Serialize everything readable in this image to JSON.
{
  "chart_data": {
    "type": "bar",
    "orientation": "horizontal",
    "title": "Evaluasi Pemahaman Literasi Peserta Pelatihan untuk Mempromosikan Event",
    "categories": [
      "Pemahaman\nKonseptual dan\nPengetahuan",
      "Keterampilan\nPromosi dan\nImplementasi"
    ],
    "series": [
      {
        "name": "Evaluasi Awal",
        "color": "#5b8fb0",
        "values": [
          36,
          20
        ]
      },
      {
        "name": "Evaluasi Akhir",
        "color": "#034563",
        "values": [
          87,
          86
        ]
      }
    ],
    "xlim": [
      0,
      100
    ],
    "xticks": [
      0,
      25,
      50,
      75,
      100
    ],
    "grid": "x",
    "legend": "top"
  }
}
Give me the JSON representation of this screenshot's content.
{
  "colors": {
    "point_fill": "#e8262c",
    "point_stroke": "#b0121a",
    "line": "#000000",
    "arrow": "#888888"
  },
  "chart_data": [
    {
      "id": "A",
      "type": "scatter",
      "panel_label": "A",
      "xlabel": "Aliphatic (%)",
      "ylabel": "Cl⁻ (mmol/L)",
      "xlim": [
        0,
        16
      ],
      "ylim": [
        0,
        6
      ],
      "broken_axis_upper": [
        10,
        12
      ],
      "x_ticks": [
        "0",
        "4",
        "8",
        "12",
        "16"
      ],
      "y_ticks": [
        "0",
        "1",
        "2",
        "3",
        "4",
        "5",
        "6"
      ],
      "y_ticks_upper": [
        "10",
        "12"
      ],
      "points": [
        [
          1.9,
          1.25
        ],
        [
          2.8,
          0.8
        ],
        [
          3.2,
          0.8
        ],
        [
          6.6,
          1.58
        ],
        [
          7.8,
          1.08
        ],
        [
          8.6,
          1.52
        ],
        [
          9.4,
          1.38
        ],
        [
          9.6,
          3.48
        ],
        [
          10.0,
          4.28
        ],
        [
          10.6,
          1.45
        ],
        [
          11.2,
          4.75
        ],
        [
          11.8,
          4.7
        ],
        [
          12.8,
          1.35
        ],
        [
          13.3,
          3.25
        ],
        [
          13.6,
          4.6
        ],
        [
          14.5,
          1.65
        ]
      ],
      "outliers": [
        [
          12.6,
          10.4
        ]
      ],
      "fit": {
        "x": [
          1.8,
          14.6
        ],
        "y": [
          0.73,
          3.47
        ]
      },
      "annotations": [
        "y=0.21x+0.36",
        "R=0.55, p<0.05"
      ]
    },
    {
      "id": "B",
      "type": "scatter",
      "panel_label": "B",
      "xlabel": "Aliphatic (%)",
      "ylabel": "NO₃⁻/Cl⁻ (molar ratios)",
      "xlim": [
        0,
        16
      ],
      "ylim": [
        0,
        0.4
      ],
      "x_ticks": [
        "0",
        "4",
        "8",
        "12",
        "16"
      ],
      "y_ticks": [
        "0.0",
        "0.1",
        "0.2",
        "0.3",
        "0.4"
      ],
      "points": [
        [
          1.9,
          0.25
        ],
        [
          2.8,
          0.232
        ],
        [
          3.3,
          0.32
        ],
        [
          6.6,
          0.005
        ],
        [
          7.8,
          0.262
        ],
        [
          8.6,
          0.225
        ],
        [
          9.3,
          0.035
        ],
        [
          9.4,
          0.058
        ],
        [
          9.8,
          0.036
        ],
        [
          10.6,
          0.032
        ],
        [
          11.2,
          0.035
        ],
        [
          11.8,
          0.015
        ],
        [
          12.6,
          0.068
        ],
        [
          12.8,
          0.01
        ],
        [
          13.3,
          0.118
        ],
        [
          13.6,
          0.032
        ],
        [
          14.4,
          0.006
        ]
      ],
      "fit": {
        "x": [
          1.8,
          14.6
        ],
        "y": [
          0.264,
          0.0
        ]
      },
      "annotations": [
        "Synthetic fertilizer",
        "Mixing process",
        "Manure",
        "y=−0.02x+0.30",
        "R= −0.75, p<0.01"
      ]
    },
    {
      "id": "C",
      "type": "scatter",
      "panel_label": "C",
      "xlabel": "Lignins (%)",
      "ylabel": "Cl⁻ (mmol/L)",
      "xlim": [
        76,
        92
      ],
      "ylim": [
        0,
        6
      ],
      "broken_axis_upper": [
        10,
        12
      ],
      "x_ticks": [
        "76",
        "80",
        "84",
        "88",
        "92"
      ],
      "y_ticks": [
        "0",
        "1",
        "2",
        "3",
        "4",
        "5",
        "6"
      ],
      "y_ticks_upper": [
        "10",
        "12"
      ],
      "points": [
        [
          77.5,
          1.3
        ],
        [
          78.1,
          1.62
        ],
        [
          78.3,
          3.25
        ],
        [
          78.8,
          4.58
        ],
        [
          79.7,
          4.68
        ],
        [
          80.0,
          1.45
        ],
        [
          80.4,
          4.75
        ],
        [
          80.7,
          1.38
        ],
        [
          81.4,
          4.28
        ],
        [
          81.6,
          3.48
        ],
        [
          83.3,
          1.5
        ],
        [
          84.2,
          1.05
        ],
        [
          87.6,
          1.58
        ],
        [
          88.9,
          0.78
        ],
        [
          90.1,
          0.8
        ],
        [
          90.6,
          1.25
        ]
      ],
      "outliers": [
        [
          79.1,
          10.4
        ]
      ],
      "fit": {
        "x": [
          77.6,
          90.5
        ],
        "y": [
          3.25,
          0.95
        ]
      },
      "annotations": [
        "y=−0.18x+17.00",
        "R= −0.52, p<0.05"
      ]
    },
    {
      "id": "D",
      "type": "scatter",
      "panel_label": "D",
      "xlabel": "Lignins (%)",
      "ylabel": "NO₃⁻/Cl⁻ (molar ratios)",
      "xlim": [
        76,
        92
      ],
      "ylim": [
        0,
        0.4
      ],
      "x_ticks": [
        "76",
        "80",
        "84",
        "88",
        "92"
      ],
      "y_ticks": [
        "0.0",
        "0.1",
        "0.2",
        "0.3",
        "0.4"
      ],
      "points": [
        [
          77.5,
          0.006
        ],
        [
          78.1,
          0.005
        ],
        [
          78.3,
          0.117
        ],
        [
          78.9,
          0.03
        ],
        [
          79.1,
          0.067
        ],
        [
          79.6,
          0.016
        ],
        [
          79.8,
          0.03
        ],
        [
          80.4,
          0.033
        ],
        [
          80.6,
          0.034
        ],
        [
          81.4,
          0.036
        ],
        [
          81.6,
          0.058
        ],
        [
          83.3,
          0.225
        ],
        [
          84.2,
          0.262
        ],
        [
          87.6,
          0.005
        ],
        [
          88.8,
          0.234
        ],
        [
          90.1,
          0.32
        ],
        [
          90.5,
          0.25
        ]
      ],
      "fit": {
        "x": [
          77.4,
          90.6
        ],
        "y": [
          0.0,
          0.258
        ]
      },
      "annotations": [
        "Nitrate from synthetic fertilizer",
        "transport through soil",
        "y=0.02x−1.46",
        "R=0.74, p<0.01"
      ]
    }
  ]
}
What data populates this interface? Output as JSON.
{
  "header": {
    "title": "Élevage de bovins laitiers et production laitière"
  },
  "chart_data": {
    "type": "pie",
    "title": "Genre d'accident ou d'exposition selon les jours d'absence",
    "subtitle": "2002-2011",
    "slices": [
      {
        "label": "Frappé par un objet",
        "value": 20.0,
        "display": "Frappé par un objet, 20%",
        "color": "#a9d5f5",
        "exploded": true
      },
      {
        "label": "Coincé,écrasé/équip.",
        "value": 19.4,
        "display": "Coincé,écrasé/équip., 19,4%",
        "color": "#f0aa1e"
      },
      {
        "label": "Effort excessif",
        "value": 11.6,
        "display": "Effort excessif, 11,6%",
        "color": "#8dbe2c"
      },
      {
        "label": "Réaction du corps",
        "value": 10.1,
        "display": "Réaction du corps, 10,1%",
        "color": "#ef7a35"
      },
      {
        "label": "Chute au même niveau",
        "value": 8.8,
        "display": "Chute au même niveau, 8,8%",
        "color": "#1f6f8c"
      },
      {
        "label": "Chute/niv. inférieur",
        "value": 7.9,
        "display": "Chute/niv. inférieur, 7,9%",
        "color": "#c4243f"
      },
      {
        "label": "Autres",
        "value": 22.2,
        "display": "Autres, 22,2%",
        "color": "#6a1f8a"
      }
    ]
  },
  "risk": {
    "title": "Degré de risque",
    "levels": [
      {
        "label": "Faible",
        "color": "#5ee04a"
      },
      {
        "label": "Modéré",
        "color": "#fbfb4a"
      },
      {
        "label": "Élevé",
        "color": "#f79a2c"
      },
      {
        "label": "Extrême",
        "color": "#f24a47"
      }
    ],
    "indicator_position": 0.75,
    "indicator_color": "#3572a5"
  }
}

####################

Collect each line holding the string "niveau".

**THE OUTPUT:**
        "label": "Chute au même niveau",
        "display": "Chute au même niveau, 8,8%",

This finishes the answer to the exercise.